» TASK TO COMPLETE: Quote the records that follow in full, leaving the pictures out.

Some records:
--------------------------------
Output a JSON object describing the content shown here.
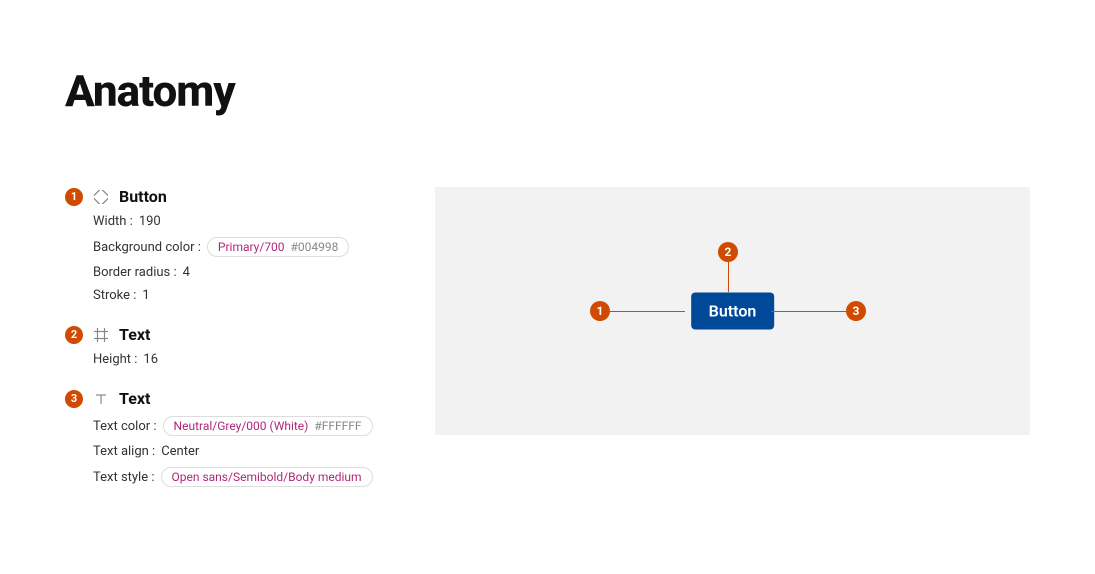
{
  "title": "Anatomy",
  "specs": [
    {
      "num": "1",
      "icon": "diamond",
      "title": "Button",
      "rows": [
        {
          "label": "Width :",
          "value": "190"
        },
        {
          "label": "Background color :",
          "chip": {
            "name": "Primary/700",
            "hex": "#004998"
          }
        },
        {
          "label": "Border radius :",
          "value": "4"
        },
        {
          "label": "Stroke :",
          "value": "1"
        }
      ]
    },
    {
      "num": "2",
      "icon": "frame",
      "title": "Text",
      "rows": [
        {
          "label": "Height :",
          "value": "16"
        }
      ]
    },
    {
      "num": "3",
      "icon": "text",
      "title": "Text",
      "rows": [
        {
          "label": "Text color :",
          "chip": {
            "name": "Neutral/Grey/000 (White)",
            "hex": "#FFFFFF"
          }
        },
        {
          "label": "Text align :",
          "value": "Center"
        },
        {
          "label": "Text style :",
          "chip": {
            "name": "Open sans/Semibold/Body medium"
          }
        }
      ]
    }
  ],
  "preview": {
    "button_label": "Button",
    "callouts": [
      "1",
      "2",
      "3"
    ]
  }
}
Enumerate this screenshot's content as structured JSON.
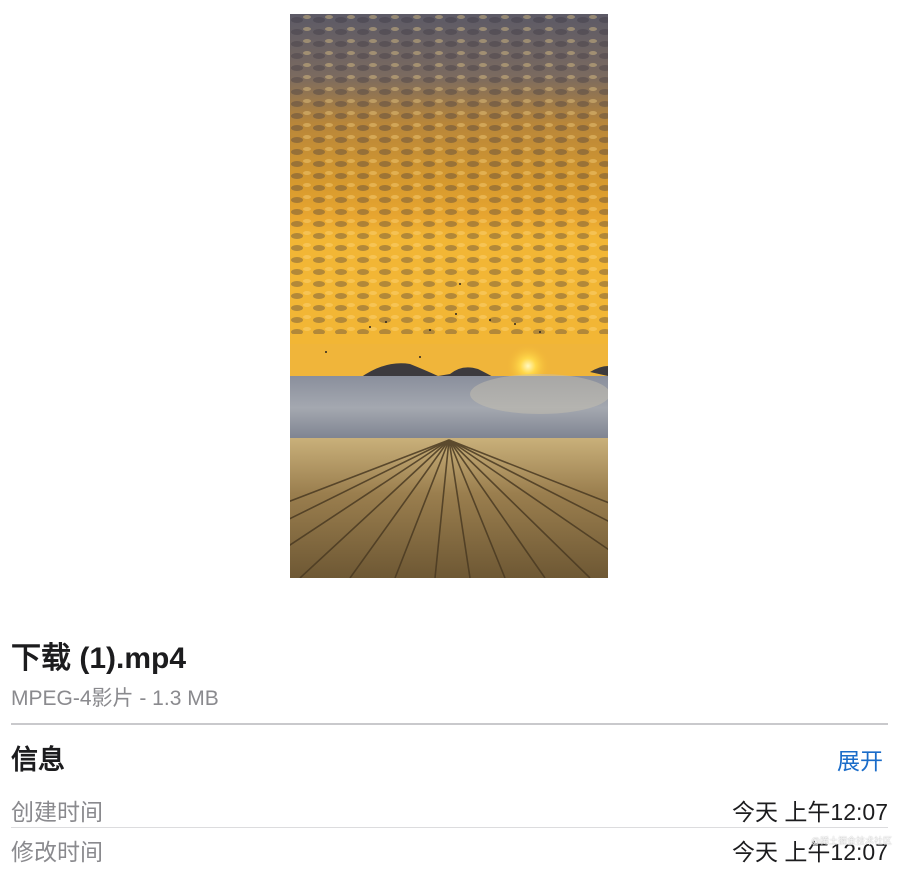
{
  "preview": {
    "description_icon": "video-thumbnail"
  },
  "file": {
    "name": "下载 (1).mp4",
    "subtitle": "MPEG-4影片 - 1.3 MB"
  },
  "info": {
    "title": "信息",
    "expand_label": "展开",
    "rows": [
      {
        "label": "创建时间",
        "value": "今天 上午12:07"
      },
      {
        "label": "修改时间",
        "value": "今天 上午12:07"
      }
    ]
  },
  "watermark": "@稀土掘金技术社区",
  "colors": {
    "accent": "#1a6cc9",
    "secondary_text": "#8a8a8e"
  }
}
--------------------------------
» EXERCISE SOLUTION:
Output a JSON object describing the content shown here.
{
  "title": "Anatomy",
  "specs": [
    {
      "num": "1",
      "icon": "diamond",
      "title": "Button",
      "rows": [
        {
          "label": "Width :",
          "value": "190"
        },
        {
          "label": "Background color :",
          "chip": {
            "name": "Primary/700",
            "hex": "#004998"
          }
        },
        {
          "label": "Border radius :",
          "value": "4"
        },
        {
          "label": "Stroke :",
          "value": "1"
        }
      ]
    },
    {
      "num": "2",
      "icon": "frame",
      "title": "Text",
      "rows": [
        {
          "label": "Height :",
          "value": "16"
        }
      ]
    },
    {
      "num": "3",
      "icon": "text",
      "title": "Text",
      "rows": [
        {
          "label": "Text color :",
          "chip": {
            "name": "Neutral/Grey/000 (White)",
            "hex": "#FFFFFF"
          }
        },
        {
          "label": "Text align :",
          "value": "Center"
        },
        {
          "label": "Text style :",
          "chip": {
            "name": "Open sans/Semibold/Body medium"
          }
        }
      ]
    }
  ],
  "preview": {
    "button_label": "Button",
    "callouts": [
      "1",
      "2",
      "3"
    ]
  }
}
Enumerate this screenshot's content as structured JSON.
{
  "preview": {
    "description_icon": "video-thumbnail"
  },
  "file": {
    "name": "下载 (1).mp4",
    "subtitle": "MPEG-4影片 - 1.3 MB"
  },
  "info": {
    "title": "信息",
    "expand_label": "展开",
    "rows": [
      {
        "label": "创建时间",
        "value": "今天 上午12:07"
      },
      {
        "label": "修改时间",
        "value": "今天 上午12:07"
      }
    ]
  },
  "watermark": "@稀土掘金技术社区",
  "colors": {
    "accent": "#1a6cc9",
    "secondary_text": "#8a8a8e"
  }
}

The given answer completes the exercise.